_What you need to do_:
Render the rows from the very first line up to and including the line containing "476, 237, 513]" as a numbered list, leaving out blank lines and anything after that line.

(Stored dataset items)
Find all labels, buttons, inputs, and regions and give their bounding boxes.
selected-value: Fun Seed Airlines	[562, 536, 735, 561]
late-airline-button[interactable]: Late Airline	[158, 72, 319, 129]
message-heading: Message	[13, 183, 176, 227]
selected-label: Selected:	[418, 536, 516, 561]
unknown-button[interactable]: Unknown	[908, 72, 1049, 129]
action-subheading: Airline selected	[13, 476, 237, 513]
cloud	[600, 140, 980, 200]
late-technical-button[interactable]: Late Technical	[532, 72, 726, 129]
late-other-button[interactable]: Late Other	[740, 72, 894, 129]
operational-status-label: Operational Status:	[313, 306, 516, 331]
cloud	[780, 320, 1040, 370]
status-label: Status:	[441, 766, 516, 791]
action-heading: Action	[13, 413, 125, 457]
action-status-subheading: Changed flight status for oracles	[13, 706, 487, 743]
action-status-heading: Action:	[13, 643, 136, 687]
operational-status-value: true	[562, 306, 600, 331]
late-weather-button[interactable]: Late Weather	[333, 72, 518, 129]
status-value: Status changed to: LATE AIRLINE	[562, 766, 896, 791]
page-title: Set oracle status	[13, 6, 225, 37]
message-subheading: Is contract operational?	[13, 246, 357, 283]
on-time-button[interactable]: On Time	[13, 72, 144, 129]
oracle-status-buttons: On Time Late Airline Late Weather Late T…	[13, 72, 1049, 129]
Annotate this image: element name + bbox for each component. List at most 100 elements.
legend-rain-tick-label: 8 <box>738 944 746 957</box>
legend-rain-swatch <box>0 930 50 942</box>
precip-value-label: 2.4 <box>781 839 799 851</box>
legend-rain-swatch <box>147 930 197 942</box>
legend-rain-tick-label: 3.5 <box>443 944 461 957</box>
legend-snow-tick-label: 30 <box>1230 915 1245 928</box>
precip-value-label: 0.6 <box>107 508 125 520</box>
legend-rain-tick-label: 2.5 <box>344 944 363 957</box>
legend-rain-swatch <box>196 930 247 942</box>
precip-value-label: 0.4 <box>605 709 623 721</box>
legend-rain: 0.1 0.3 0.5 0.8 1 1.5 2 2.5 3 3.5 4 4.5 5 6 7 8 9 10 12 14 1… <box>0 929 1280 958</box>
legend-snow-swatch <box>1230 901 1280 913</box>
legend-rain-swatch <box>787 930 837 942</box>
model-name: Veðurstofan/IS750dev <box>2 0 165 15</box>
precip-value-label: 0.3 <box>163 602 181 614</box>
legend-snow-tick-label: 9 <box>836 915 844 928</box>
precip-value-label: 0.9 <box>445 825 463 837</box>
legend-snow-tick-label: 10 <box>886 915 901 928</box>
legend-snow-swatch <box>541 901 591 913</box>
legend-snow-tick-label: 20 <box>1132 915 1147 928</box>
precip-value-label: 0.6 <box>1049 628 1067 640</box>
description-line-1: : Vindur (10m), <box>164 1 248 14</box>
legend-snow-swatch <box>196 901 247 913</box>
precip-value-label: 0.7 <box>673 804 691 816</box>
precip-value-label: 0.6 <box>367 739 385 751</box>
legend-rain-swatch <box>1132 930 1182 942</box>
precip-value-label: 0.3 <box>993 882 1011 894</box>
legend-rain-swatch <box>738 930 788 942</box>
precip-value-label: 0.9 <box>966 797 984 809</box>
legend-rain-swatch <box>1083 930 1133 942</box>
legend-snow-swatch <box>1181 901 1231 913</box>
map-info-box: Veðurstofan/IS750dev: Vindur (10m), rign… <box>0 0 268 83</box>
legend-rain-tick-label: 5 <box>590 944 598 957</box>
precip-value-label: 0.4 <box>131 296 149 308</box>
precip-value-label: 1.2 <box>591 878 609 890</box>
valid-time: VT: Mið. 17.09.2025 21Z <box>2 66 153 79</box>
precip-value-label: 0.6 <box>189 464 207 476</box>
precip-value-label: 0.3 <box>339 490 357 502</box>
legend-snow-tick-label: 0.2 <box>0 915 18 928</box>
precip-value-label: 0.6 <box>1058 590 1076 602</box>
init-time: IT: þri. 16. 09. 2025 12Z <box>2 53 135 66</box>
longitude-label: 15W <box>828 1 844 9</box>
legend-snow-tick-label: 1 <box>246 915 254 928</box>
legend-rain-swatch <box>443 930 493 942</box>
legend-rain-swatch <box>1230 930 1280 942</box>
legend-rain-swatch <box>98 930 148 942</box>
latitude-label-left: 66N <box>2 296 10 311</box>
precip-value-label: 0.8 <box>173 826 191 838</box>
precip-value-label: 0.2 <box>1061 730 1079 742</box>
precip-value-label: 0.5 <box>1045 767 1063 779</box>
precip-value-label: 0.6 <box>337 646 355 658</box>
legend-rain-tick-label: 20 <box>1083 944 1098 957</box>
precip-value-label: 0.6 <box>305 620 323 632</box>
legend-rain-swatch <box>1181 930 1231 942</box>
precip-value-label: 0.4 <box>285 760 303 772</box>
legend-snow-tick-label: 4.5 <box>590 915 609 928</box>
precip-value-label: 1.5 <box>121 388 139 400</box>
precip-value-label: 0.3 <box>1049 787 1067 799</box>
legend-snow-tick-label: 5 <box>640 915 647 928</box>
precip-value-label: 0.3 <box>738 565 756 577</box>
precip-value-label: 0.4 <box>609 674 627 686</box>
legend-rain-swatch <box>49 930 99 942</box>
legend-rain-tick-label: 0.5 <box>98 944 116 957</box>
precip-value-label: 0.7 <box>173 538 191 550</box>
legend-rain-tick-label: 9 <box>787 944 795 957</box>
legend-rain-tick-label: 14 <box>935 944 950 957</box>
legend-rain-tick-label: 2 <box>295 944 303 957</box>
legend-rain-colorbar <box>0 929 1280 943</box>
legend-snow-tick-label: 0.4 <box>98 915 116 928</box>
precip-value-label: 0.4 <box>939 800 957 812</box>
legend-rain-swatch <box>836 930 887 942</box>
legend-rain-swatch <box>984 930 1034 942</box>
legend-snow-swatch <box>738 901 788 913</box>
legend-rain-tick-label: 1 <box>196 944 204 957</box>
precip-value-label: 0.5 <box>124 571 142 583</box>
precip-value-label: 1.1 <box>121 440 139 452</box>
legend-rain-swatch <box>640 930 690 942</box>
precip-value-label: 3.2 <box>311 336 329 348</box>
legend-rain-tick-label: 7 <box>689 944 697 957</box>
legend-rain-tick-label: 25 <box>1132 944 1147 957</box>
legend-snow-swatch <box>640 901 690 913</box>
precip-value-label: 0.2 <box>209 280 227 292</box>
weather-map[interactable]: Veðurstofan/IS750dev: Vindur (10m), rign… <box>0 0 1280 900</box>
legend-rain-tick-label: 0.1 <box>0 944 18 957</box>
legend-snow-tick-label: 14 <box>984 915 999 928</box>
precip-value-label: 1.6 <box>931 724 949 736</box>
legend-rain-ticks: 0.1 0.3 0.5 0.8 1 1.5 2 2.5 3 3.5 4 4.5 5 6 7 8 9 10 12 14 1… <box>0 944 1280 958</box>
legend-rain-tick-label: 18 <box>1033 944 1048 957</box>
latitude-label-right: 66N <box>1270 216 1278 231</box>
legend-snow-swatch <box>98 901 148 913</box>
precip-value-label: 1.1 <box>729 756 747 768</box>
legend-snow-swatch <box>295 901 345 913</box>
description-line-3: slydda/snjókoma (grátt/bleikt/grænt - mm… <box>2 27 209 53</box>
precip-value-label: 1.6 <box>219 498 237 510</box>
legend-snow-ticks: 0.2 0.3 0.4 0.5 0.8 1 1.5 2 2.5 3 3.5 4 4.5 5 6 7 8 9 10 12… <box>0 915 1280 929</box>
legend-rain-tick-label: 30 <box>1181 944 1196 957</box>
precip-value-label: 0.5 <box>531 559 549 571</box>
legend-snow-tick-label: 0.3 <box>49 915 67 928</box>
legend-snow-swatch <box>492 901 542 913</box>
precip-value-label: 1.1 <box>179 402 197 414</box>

_Written reply_:
1. Find all labels, buttons, inputs, and regions and give their bounding boxes.
2. selected-value: Fun Seed Airlines	[562, 536, 735, 561]
3. late-airline-button[interactable]: Late Airline	[158, 72, 319, 129]
4. message-heading: Message	[13, 183, 176, 227]
5. selected-label: Selected:	[418, 536, 516, 561]
6. unknown-button[interactable]: Unknown	[908, 72, 1049, 129]
7. action-subheading: Airline selected	[13, 476, 237, 513]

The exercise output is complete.